• **Data in this exercise**:
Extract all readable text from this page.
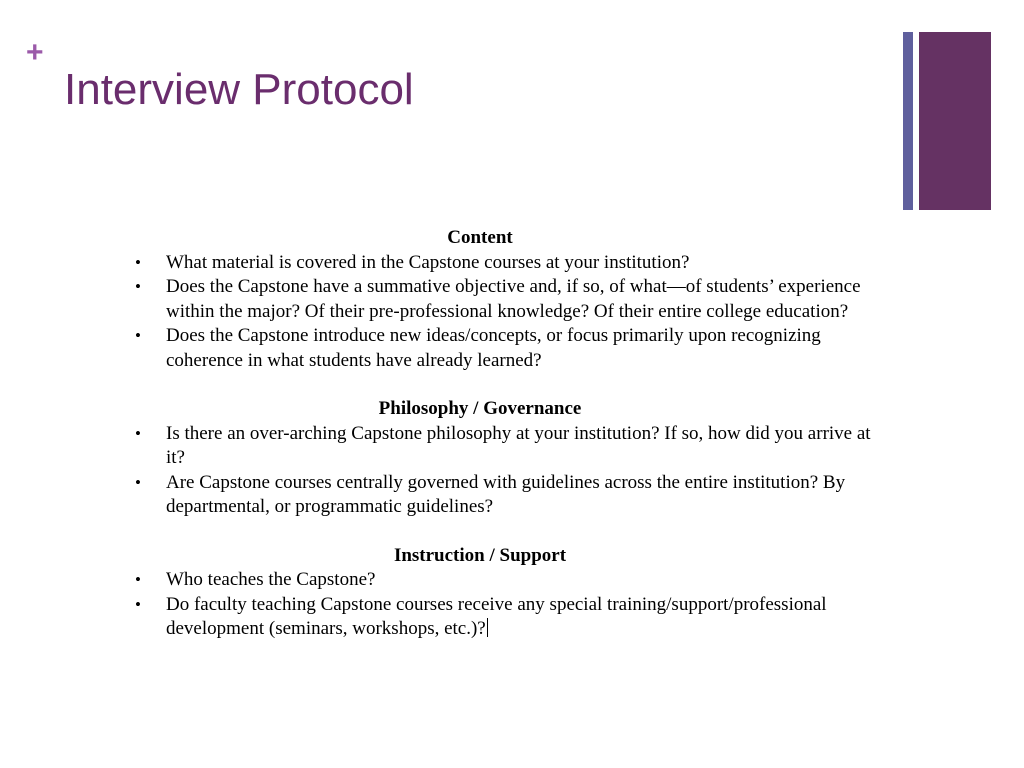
+
Interview Protocol
Content
• What material is covered in the Capstone courses at your institution?
• Does the Capstone have a summative objective and, if so, of what—of students’ experience within the major? Of their pre-professional knowledge? Of their entire college education?
• Does the Capstone introduce new ideas/concepts, or focus primarily upon recognizing coherence in what students have already learned?
Philosophy / Governance
• Is there an over-arching Capstone philosophy at your institution? If so, how did you arrive at it?
• Are Capstone courses centrally governed with guidelines across the entire institution? By departmental, or programmatic guidelines?
Instruction / Support
• Who teaches the Capstone?
• Do faculty teaching Capstone courses receive any special training/support/professional development (seminars, workshops, etc.)?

• **Exercise requirements**: Consider the entries above and return each line with the string "your".

• **Correct answer**:
• What material is covered in the Capstone courses at your institution?
• Is there an over-arching Capstone philosophy at your institution? If so, how did you arrive at it?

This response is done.